**INSTRUCTIONS FOR THE TASK:**
Write out the records below once more, exactly as they stand.

**ENTRIES SHOWN:**
-- BEGIN --
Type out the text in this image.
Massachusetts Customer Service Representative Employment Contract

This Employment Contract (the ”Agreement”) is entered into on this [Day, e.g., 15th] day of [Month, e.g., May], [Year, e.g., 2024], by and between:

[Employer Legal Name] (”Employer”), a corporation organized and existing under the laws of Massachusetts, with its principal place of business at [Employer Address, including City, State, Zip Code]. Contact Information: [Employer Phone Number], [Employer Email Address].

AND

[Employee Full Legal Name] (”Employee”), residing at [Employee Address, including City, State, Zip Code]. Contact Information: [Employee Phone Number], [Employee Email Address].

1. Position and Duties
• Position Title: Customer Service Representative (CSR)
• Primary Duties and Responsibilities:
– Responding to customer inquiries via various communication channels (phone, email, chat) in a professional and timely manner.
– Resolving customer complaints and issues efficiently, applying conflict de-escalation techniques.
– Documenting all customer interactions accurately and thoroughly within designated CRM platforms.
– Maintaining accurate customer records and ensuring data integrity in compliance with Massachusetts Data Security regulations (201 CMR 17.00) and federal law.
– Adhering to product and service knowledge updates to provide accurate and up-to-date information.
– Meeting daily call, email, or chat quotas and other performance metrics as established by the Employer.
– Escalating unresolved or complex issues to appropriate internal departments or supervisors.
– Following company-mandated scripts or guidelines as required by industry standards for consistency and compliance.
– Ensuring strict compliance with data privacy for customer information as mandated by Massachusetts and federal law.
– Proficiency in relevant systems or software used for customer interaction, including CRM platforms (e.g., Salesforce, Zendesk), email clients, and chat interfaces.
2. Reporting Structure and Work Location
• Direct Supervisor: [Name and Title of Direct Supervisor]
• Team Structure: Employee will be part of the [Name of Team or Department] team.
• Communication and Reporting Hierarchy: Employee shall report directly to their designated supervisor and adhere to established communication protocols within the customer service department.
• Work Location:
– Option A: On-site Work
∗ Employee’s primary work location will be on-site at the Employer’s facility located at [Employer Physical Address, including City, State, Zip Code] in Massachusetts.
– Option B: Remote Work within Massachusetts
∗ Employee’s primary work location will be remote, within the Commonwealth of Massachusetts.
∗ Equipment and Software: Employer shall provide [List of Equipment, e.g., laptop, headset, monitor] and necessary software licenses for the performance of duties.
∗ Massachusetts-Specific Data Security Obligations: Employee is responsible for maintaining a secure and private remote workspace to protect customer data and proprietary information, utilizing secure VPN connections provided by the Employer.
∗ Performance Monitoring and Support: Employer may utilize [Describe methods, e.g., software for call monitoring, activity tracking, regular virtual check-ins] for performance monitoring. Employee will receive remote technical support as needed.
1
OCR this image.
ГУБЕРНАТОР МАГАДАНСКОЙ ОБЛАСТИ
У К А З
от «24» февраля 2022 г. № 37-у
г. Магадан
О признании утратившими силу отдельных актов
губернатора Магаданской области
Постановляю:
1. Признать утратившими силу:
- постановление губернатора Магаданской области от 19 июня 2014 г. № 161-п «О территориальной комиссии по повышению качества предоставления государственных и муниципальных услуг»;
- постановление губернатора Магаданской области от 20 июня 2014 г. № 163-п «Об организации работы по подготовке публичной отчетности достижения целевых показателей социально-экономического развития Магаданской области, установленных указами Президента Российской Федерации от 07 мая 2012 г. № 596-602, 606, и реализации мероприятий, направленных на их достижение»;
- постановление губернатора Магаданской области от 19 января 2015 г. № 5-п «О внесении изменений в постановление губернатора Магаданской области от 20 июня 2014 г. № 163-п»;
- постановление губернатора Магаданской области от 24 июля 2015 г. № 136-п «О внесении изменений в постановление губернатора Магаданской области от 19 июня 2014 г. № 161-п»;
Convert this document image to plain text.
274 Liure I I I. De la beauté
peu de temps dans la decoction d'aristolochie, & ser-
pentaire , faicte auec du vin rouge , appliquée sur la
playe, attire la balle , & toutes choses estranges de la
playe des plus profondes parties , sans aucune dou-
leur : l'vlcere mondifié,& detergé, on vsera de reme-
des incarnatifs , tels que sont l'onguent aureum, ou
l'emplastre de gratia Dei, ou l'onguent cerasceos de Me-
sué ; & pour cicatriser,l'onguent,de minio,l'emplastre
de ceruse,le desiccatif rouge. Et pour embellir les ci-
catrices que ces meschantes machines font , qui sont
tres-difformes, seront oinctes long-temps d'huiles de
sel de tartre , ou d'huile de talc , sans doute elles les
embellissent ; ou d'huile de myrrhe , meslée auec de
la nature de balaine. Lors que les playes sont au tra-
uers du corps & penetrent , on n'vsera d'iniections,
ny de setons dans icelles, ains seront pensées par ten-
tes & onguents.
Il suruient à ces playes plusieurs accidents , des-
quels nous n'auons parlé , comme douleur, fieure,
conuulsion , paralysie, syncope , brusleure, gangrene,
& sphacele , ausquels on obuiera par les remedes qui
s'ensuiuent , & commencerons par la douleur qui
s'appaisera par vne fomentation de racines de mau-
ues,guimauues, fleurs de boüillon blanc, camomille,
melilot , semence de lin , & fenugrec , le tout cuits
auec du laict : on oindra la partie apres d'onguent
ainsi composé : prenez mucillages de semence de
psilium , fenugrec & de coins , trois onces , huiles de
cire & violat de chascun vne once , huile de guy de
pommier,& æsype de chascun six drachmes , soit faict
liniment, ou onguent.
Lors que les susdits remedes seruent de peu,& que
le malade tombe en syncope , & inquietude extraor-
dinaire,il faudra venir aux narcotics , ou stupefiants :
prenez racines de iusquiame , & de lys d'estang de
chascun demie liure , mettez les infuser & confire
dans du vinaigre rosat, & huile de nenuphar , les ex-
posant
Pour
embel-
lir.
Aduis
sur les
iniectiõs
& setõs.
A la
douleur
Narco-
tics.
-- END --
**OUTPUT BELOW:**
Type out the text in this image.
Massachusetts Customer Service Representative Employment Contract

This Employment Contract (the ”Agreement”) is entered into on this [Day, e.g., 15th] day of [Month, e.g., May], [Year, e.g., 2024], by and between:

[Employer Legal Name] (”Employer”), a corporation organized and existing under the laws of Massachusetts, with its principal place of business at [Employer Address, including City, State, Zip Code]. Contact Information: [Employer Phone Number], [Employer Email Address].

AND

[Employee Full Legal Name] (”Employee”), residing at [Employee Address, including City, State, Zip Code]. Contact Information: [Employee Phone Number], [Employee Email Address].

1. Position and Duties
• Position Title: Customer Service Representative (CSR)
• Primary Duties and Responsibilities:
– Responding to customer inquiries via various communication channels (phone, email, chat) in a professional and timely manner.
– Resolving customer complaints and issues efficiently, applying conflict de-escalation techniques.
– Documenting all customer interactions accurately and thoroughly within designated CRM platforms.
– Maintaining accurate customer records and ensuring data integrity in compliance with Massachusetts Data Security regulations (201 CMR 17.00) and federal law.
– Adhering to product and service knowledge updates to provide accurate and up-to-date information.
– Meeting daily call, email, or chat quotas and other performance metrics as established by the Employer.
– Escalating unresolved or complex issues to appropriate internal departments or supervisors.
– Following company-mandated scripts or guidelines as required by industry standards for consistency and compliance.
– Ensuring strict compliance with data privacy for customer information as mandated by Massachusetts and federal law.
– Proficiency in relevant systems or software used for customer interaction, including CRM platforms (e.g., Salesforce, Zendesk), email clients, and chat interfaces.
2. Reporting Structure and Work Location
• Direct Supervisor: [Name and Title of Direct Supervisor]
• Team Structure: Employee will be part of the [Name of Team or Department] team.
• Communication and Reporting Hierarchy: Employee shall report directly to their designated supervisor and adhere to established communication protocols within the customer service department.
• Work Location:
– Option A: On-site Work
∗ Employee’s primary work location will be on-site at the Employer’s facility located at [Employer Physical Address, including City, State, Zip Code] in Massachusetts.
– Option B: Remote Work within Massachusetts
∗ Employee’s primary work location will be remote, within the Commonwealth of Massachusetts.
∗ Equipment and Software: Employer shall provide [List of Equipment, e.g., laptop, headset, monitor] and necessary software licenses for the performance of duties.
∗ Massachusetts-Specific Data Security Obligations: Employee is responsible for maintaining a secure and private remote workspace to protect customer data and proprietary information, utilizing secure VPN connections provided by the Employer.
∗ Performance Monitoring and Support: Employer may utilize [Describe methods, e.g., software for call monitoring, activity tracking, regular virtual check-ins] for performance monitoring. Employee will receive remote technical support as needed.
1
OCR this image.
ГУБЕРНАТОР МАГАДАНСКОЙ ОБЛАСТИ
У К А З
от «24» февраля 2022 г. № 37-у
г. Магадан
О признании утратившими силу отдельных актов
губернатора Магаданской области
Постановляю:
1. Признать утратившими силу:
- постановление губернатора Магаданской области от 19 июня 2014 г. № 161-п «О территориальной комиссии по повышению качества предоставления государственных и муниципальных услуг»;
- постановление губернатора Магаданской области от 20 июня 2014 г. № 163-п «Об организации работы по подготовке публичной отчетности достижения целевых показателей социально-экономического развития Магаданской области, установленных указами Президента Российской Федерации от 07 мая 2012 г. № 596-602, 606, и реализации мероприятий, направленных на их достижение»;
- постановление губернатора Магаданской области от 19 января 2015 г. № 5-п «О внесении изменений в постановление губернатора Магаданской области от 20 июня 2014 г. № 163-п»;
- постановление губернатора Магаданской области от 24 июля 2015 г. № 136-п «О внесении изменений в постановление губернатора Магаданской области от 19 июня 2014 г. № 161-п»;
Convert this document image to plain text.
274 Liure I I I. De la beauté
peu de temps dans la decoction d'aristolochie, & ser-
pentaire , faicte auec du vin rouge , appliquée sur la
playe, attire la balle , & toutes choses estranges de la
playe des plus profondes parties , sans aucune dou-
leur : l'vlcere mondifié,& detergé, on vsera de reme-
des incarnatifs , tels que sont l'onguent aureum, ou
l'emplastre de gratia Dei, ou l'onguent cerasceos de Me-
sué ; & pour cicatriser,l'onguent,de minio,l'emplastre
de ceruse,le desiccatif rouge. Et pour embellir les ci-
catrices que ces meschantes machines font , qui sont
tres-difformes, seront oinctes long-temps d'huiles de
sel de tartre , ou d'huile de talc , sans doute elles les
embellissent ; ou d'huile de myrrhe , meslée auec de
la nature de balaine. Lors que les playes sont au tra-
uers du corps & penetrent , on n'vsera d'iniections,
ny de setons dans icelles, ains seront pensées par ten-
tes & onguents.
Il suruient à ces playes plusieurs accidents , des-
quels nous n'auons parlé , comme douleur, fieure,
conuulsion , paralysie, syncope , brusleure, gangrene,
& sphacele , ausquels on obuiera par les remedes qui
s'ensuiuent , & commencerons par la douleur qui
s'appaisera par vne fomentation de racines de mau-
ues,guimauues, fleurs de boüillon blanc, camomille,
melilot , semence de lin , & fenugrec , le tout cuits
auec du laict : on oindra la partie apres d'onguent
ainsi composé : prenez mucillages de semence de
psilium , fenugrec & de coins , trois onces , huiles de
cire & violat de chascun vne once , huile de guy de
pommier,& æsype de chascun six drachmes , soit faict
liniment, ou onguent.
Lors que les susdits remedes seruent de peu,& que
le malade tombe en syncope , & inquietude extraor-
dinaire,il faudra venir aux narcotics , ou stupefiants :
prenez racines de iusquiame , & de lys d'estang de
chascun demie liure , mettez les infuser & confire
dans du vinaigre rosat, & huile de nenuphar , les ex-
posant
Pour
embel-
lir.
Aduis
sur les
iniectiõs
& setõs.
A la
douleur
Narco-
tics.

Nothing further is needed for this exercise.